** begin **

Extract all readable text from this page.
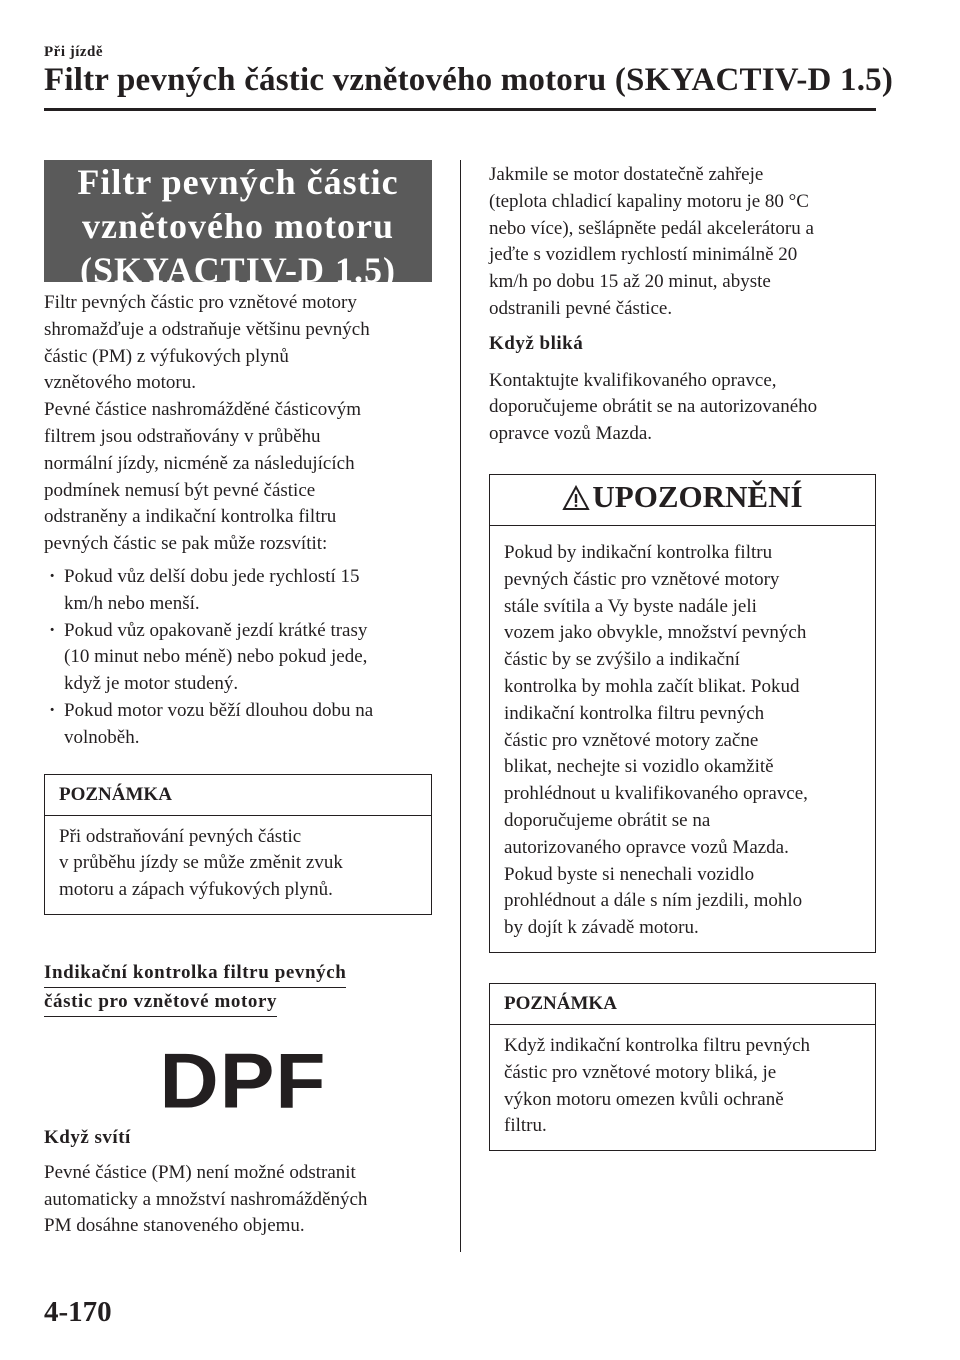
Při jízdě
Filtr pevných částic vznětového motoru (SKYACTIV-D 1.5)
Filtr pevných částic
vznětového motoru
(SKYACTIV-D 1.5)

Filtr pevných částic pro vznětové motory

shromažďuje a odstraňuje většinu pevných

částic (PM) z výfukových plynů

vznětového motoru.

Pevné částice nashromážděné částicovým

filtrem jsou odstraňovány v průběhu

normální jízdy, nicméně za následujících

podmínek nemusí být pevné částice

odstraněny a indikační kontrolka filtru

pevných částic se pak může rozsvítit:

· Pokud vůz delší dobu jede rychlostí 15
km/h nebo menší.
· Pokud vůz opakovaně jezdí krátké trasy
(10 minut nebo méně) nebo pokud jede,
když je motor studený.
· Pokud motor vozu běží dlouhou dobu na
volnoběh.
POZNÁMKA

Při odstraňování pevných částic

v průběhu jízdy se může změnit zvuk

motoru a zápach výfukových plynů.

Indikační kontrolka filtru pevných
částic pro vznětové motory
DPF
Když svítí

Pevné částice (PM) není možné odstranit

automaticky a množství nashromážděných

PM dosáhne stanoveného objemu.

Jakmile se motor dostatečně zahřeje

(teplota chladicí kapaliny motoru je 80 °C

nebo více), sešlápněte pedál akcelerátoru a

jeďte s vozidlem rychlostí minimálně 20

km/h po dobu 15 až 20 minut, abyste

odstranili pevné částice.

Když bliká

Kontaktujte kvalifikovaného opravce,

doporučujeme obrátit se na autorizovaného

opravce vozů Mazda.

UPOZORNĚNÍ

Pokud by indikační kontrolka filtru

pevných částic pro vznětové motory

stále svítila a Vy byste nadále jeli

vozem jako obvykle, množství pevných

částic by se zvýšilo a indikační

kontrolka by mohla začít blikat. Pokud

indikační kontrolka filtru pevných

částic pro vznětové motory začne

blikat, nechejte si vozidlo okamžitě

prohlédnout u kvalifikovaného opravce,

doporučujeme obrátit se na

autorizovaného opravce vozů Mazda.

Pokud byste si nenechali vozidlo

prohlédnout a dále s ním jezdili, mohlo

by dojít k závadě motoru.

POZNÁMKA

Když indikační kontrolka filtru pevných

částic pro vznětové motory bliká, je

výkon motoru omezen kvůli ochraně

filtru.

4-170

** end **

■ Task statement ■
Every record above should come back exactly, but without its pictures.

■ Written solution ■
Extract all readable text from this page.
Při jízdě
Filtr pevných částic vznětového motoru (SKYACTIV-D 1.5)
Filtr pevných částic
vznětového motoru
(SKYACTIV-D 1.5)

Filtr pevných částic pro vznětové motory

shromažďuje a odstraňuje většinu pevných

částic (PM) z výfukových plynů

vznětového motoru.

Pevné částice nashromážděné částicovým

filtrem jsou odstraňovány v průběhu

normální jízdy, nicméně za následujících

podmínek nemusí být pevné částice

odstraněny a indikační kontrolka filtru

pevných částic se pak může rozsvítit:

· Pokud vůz delší dobu jede rychlostí 15
km/h nebo menší.
· Pokud vůz opakovaně jezdí krátké trasy
(10 minut nebo méně) nebo pokud jede,
když je motor studený.
· Pokud motor vozu běží dlouhou dobu na
volnoběh.
POZNÁMKA

Při odstraňování pevných částic

v průběhu jízdy se může změnit zvuk

motoru a zápach výfukových plynů.

Indikační kontrolka filtru pevných
částic pro vznětové motory
DPF
Když svítí

Pevné částice (PM) není možné odstranit

automaticky a množství nashromážděných

PM dosáhne stanoveného objemu.

Jakmile se motor dostatečně zahřeje

(teplota chladicí kapaliny motoru je 80 °C

nebo více), sešlápněte pedál akcelerátoru a

jeďte s vozidlem rychlostí minimálně 20

km/h po dobu 15 až 20 minut, abyste

odstranili pevné částice.

Když bliká

Kontaktujte kvalifikovaného opravce,

doporučujeme obrátit se na autorizovaného

opravce vozů Mazda.

UPOZORNĚNÍ

Pokud by indikační kontrolka filtru

pevných částic pro vznětové motory

stále svítila a Vy byste nadále jeli

vozem jako obvykle, množství pevných

částic by se zvýšilo a indikační

kontrolka by mohla začít blikat. Pokud

indikační kontrolka filtru pevných

částic pro vznětové motory začne

blikat, nechejte si vozidlo okamžitě

prohlédnout u kvalifikovaného opravce,

doporučujeme obrátit se na

autorizovaného opravce vozů Mazda.

Pokud byste si nenechali vozidlo

prohlédnout a dále s ním jezdili, mohlo

by dojít k závadě motoru.

POZNÁMKA

Když indikační kontrolka filtru pevných

částic pro vznětové motory bliká, je

výkon motoru omezen kvůli ochraně

filtru.

4-170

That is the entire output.